* Given instruction
Take the records underneath and set them down exactly.

_ _ _ _

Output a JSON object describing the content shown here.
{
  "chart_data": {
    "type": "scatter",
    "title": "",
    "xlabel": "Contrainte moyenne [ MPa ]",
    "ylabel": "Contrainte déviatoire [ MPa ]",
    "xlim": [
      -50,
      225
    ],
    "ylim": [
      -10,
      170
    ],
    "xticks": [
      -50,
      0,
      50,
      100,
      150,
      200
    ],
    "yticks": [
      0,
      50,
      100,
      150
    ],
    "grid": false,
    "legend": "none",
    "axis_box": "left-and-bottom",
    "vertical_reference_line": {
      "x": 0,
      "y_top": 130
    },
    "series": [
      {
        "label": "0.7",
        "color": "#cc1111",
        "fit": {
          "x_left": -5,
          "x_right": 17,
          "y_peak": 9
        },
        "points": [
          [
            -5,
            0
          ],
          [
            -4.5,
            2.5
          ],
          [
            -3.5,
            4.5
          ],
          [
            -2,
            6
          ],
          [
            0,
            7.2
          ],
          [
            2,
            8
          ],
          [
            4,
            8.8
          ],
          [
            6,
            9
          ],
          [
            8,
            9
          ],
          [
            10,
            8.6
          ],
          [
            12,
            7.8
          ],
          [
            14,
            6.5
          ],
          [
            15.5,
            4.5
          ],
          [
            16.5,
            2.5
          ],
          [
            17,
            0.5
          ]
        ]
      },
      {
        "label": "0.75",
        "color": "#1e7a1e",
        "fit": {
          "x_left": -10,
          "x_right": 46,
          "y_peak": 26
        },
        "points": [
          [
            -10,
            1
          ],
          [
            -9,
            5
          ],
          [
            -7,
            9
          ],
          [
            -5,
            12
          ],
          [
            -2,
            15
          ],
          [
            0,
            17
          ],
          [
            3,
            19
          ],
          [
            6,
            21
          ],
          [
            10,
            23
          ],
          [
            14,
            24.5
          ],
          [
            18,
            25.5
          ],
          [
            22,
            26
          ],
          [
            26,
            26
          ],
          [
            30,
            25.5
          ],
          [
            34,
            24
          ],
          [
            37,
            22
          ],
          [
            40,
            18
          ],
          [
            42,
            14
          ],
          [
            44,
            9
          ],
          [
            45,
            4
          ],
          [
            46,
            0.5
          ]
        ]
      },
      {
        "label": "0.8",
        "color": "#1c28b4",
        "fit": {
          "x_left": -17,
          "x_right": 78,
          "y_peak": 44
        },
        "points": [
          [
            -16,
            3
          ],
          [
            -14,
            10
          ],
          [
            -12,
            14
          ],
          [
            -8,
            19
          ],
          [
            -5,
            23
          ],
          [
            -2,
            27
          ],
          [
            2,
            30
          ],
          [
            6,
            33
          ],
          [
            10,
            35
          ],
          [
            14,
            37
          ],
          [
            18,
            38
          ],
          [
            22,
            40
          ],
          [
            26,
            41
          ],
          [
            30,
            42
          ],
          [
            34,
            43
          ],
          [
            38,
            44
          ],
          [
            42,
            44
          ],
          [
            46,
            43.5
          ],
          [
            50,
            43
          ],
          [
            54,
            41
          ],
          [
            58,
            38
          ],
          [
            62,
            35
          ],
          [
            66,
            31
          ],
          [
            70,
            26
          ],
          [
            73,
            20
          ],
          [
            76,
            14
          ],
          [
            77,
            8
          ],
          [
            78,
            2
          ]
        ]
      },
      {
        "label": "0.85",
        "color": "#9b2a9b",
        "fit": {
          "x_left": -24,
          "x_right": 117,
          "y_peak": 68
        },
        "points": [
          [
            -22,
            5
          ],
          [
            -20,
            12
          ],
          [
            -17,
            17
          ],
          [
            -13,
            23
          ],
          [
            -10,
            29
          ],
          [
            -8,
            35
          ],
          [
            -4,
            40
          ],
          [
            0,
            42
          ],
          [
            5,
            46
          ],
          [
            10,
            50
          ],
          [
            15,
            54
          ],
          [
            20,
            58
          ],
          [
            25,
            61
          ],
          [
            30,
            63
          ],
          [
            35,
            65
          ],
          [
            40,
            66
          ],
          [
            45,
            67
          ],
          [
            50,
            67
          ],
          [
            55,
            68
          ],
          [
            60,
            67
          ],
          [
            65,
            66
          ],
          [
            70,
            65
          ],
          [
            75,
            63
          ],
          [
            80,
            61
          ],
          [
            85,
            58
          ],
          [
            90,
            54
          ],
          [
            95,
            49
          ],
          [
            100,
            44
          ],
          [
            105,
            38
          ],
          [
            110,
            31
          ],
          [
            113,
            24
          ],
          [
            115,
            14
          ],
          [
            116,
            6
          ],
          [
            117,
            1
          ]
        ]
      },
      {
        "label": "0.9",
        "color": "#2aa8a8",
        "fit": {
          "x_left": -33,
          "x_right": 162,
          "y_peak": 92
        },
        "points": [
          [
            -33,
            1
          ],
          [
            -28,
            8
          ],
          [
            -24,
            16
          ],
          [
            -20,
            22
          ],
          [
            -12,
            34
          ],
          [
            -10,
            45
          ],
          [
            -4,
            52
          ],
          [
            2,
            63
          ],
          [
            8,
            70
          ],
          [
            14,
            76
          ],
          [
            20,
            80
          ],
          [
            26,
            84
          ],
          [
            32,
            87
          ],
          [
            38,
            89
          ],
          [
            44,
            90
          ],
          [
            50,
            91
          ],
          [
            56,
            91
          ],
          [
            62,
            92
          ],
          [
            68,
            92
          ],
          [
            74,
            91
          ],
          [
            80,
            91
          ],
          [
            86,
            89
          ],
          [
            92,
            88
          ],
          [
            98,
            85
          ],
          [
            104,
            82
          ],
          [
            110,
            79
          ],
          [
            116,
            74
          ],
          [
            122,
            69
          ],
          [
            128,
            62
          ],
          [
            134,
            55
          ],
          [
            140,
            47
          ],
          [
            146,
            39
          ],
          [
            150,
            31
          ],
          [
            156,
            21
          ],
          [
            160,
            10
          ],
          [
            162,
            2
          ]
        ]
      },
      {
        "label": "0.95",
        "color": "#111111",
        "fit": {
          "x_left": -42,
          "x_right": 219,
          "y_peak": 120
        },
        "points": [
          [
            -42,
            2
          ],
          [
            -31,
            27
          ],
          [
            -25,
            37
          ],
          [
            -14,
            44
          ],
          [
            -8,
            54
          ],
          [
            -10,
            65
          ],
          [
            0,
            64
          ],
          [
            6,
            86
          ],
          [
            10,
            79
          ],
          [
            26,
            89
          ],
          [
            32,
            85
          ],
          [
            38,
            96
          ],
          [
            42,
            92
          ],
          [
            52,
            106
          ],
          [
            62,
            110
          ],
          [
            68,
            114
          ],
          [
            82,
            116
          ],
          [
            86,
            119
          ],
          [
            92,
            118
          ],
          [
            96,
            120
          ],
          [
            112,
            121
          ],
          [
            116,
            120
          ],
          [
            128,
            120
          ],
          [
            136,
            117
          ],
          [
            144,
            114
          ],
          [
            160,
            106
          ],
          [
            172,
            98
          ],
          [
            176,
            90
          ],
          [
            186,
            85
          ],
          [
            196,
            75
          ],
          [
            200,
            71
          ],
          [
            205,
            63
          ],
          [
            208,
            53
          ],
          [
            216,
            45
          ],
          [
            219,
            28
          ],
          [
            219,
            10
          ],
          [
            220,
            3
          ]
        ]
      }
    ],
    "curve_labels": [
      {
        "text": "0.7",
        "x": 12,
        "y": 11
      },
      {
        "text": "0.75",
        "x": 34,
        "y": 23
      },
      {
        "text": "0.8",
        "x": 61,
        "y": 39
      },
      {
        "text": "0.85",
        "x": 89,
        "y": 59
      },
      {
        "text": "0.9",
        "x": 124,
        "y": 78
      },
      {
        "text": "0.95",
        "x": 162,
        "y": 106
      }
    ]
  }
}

_ _ _ _

* Exercise output
Output a JSON object describing the content shown here.
{
  "chart_data": {
    "type": "scatter",
    "title": "",
    "xlabel": "Contrainte moyenne [ MPa ]",
    "ylabel": "Contrainte déviatoire [ MPa ]",
    "xlim": [
      -50,
      225
    ],
    "ylim": [
      -10,
      170
    ],
    "xticks": [
      -50,
      0,
      50,
      100,
      150,
      200
    ],
    "yticks": [
      0,
      50,
      100,
      150
    ],
    "grid": false,
    "legend": "none",
    "axis_box": "left-and-bottom",
    "vertical_reference_line": {
      "x": 0,
      "y_top": 130
    },
    "series": [
      {
        "label": "0.7",
        "color": "#cc1111",
        "fit": {
          "x_left": -5,
          "x_right": 17,
          "y_peak": 9
        },
        "points": [
          [
            -5,
            0
          ],
          [
            -4.5,
            2.5
          ],
          [
            -3.5,
            4.5
          ],
          [
            -2,
            6
          ],
          [
            0,
            7.2
          ],
          [
            2,
            8
          ],
          [
            4,
            8.8
          ],
          [
            6,
            9
          ],
          [
            8,
            9
          ],
          [
            10,
            8.6
          ],
          [
            12,
            7.8
          ],
          [
            14,
            6.5
          ],
          [
            15.5,
            4.5
          ],
          [
            16.5,
            2.5
          ],
          [
            17,
            0.5
          ]
        ]
      },
      {
        "label": "0.75",
        "color": "#1e7a1e",
        "fit": {
          "x_left": -10,
          "x_right": 46,
          "y_peak": 26
        },
        "points": [
          [
            -10,
            1
          ],
          [
            -9,
            5
          ],
          [
            -7,
            9
          ],
          [
            -5,
            12
          ],
          [
            -2,
            15
          ],
          [
            0,
            17
          ],
          [
            3,
            19
          ],
          [
            6,
            21
          ],
          [
            10,
            23
          ],
          [
            14,
            24.5
          ],
          [
            18,
            25.5
          ],
          [
            22,
            26
          ],
          [
            26,
            26
          ],
          [
            30,
            25.5
          ],
          [
            34,
            24
          ],
          [
            37,
            22
          ],
          [
            40,
            18
          ],
          [
            42,
            14
          ],
          [
            44,
            9
          ],
          [
            45,
            4
          ],
          [
            46,
            0.5
          ]
        ]
      },
      {
        "label": "0.8",
        "color": "#1c28b4",
        "fit": {
          "x_left": -17,
          "x_right": 78,
          "y_peak": 44
        },
        "points": [
          [
            -16,
            3
          ],
          [
            -14,
            10
          ],
          [
            -12,
            14
          ],
          [
            -8,
            19
          ],
          [
            -5,
            23
          ],
          [
            -2,
            27
          ],
          [
            2,
            30
          ],
          [
            6,
            33
          ],
          [
            10,
            35
          ],
          [
            14,
            37
          ],
          [
            18,
            38
          ],
          [
            22,
            40
          ],
          [
            26,
            41
          ],
          [
            30,
            42
          ],
          [
            34,
            43
          ],
          [
            38,
            44
          ],
          [
            42,
            44
          ],
          [
            46,
            43.5
          ],
          [
            50,
            43
          ],
          [
            54,
            41
          ],
          [
            58,
            38
          ],
          [
            62,
            35
          ],
          [
            66,
            31
          ],
          [
            70,
            26
          ],
          [
            73,
            20
          ],
          [
            76,
            14
          ],
          [
            77,
            8
          ],
          [
            78,
            2
          ]
        ]
      },
      {
        "label": "0.85",
        "color": "#9b2a9b",
        "fit": {
          "x_left": -24,
          "x_right": 117,
          "y_peak": 68
        },
        "points": [
          [
            -22,
            5
          ],
          [
            -20,
            12
          ],
          [
            -17,
            17
          ],
          [
            -13,
            23
          ],
          [
            -10,
            29
          ],
          [
            -8,
            35
          ],
          [
            -4,
            40
          ],
          [
            0,
            42
          ],
          [
            5,
            46
          ],
          [
            10,
            50
          ],
          [
            15,
            54
          ],
          [
            20,
            58
          ],
          [
            25,
            61
          ],
          [
            30,
            63
          ],
          [
            35,
            65
          ],
          [
            40,
            66
          ],
          [
            45,
            67
          ],
          [
            50,
            67
          ],
          [
            55,
            68
          ],
          [
            60,
            67
          ],
          [
            65,
            66
          ],
          [
            70,
            65
          ],
          [
            75,
            63
          ],
          [
            80,
            61
          ],
          [
            85,
            58
          ],
          [
            90,
            54
          ],
          [
            95,
            49
          ],
          [
            100,
            44
          ],
          [
            105,
            38
          ],
          [
            110,
            31
          ],
          [
            113,
            24
          ],
          [
            115,
            14
          ],
          [
            116,
            6
          ],
          [
            117,
            1
          ]
        ]
      },
      {
        "label": "0.9",
        "color": "#2aa8a8",
        "fit": {
          "x_left": -33,
          "x_right": 162,
          "y_peak": 92
        },
        "points": [
          [
            -33,
            1
          ],
          [
            -28,
            8
          ],
          [
            -24,
            16
          ],
          [
            -20,
            22
          ],
          [
            -12,
            34
          ],
          [
            -10,
            45
          ],
          [
            -4,
            52
          ],
          [
            2,
            63
          ],
          [
            8,
            70
          ],
          [
            14,
            76
          ],
          [
            20,
            80
          ],
          [
            26,
            84
          ],
          [
            32,
            87
          ],
          [
            38,
            89
          ],
          [
            44,
            90
          ],
          [
            50,
            91
          ],
          [
            56,
            91
          ],
          [
            62,
            92
          ],
          [
            68,
            92
          ],
          [
            74,
            91
          ],
          [
            80,
            91
          ],
          [
            86,
            89
          ],
          [
            92,
            88
          ],
          [
            98,
            85
          ],
          [
            104,
            82
          ],
          [
            110,
            79
          ],
          [
            116,
            74
          ],
          [
            122,
            69
          ],
          [
            128,
            62
          ],
          [
            134,
            55
          ],
          [
            140,
            47
          ],
          [
            146,
            39
          ],
          [
            150,
            31
          ],
          [
            156,
            21
          ],
          [
            160,
            10
          ],
          [
            162,
            2
          ]
        ]
      },
      {
        "label": "0.95",
        "color": "#111111",
        "fit": {
          "x_left": -42,
          "x_right": 219,
          "y_peak": 120
        },
        "points": [
          [
            -42,
            2
          ],
          [
            -31,
            27
          ],
          [
            -25,
            37
          ],
          [
            -14,
            44
          ],
          [
            -8,
            54
          ],
          [
            -10,
            65
          ],
          [
            0,
            64
          ],
          [
            6,
            86
          ],
          [
            10,
            79
          ],
          [
            26,
            89
          ],
          [
            32,
            85
          ],
          [
            38,
            96
          ],
          [
            42,
            92
          ],
          [
            52,
            106
          ],
          [
            62,
            110
          ],
          [
            68,
            114
          ],
          [
            82,
            116
          ],
          [
            86,
            119
          ],
          [
            92,
            118
          ],
          [
            96,
            120
          ],
          [
            112,
            121
          ],
          [
            116,
            120
          ],
          [
            128,
            120
          ],
          [
            136,
            117
          ],
          [
            144,
            114
          ],
          [
            160,
            106
          ],
          [
            172,
            98
          ],
          [
            176,
            90
          ],
          [
            186,
            85
          ],
          [
            196,
            75
          ],
          [
            200,
            71
          ],
          [
            205,
            63
          ],
          [
            208,
            53
          ],
          [
            216,
            45
          ],
          [
            219,
            28
          ],
          [
            219,
            10
          ],
          [
            220,
            3
          ]
        ]
      }
    ],
    "curve_labels": [
      {
        "text": "0.7",
        "x": 12,
        "y": 11
      },
      {
        "text": "0.75",
        "x": 34,
        "y": 23
      },
      {
        "text": "0.8",
        "x": 61,
        "y": 39
      },
      {
        "text": "0.85",
        "x": 89,
        "y": 59
      },
      {
        "text": "0.9",
        "x": 124,
        "y": 78
      },
      {
        "text": "0.95",
        "x": 162,
        "y": 106
      }
    ]
  }
}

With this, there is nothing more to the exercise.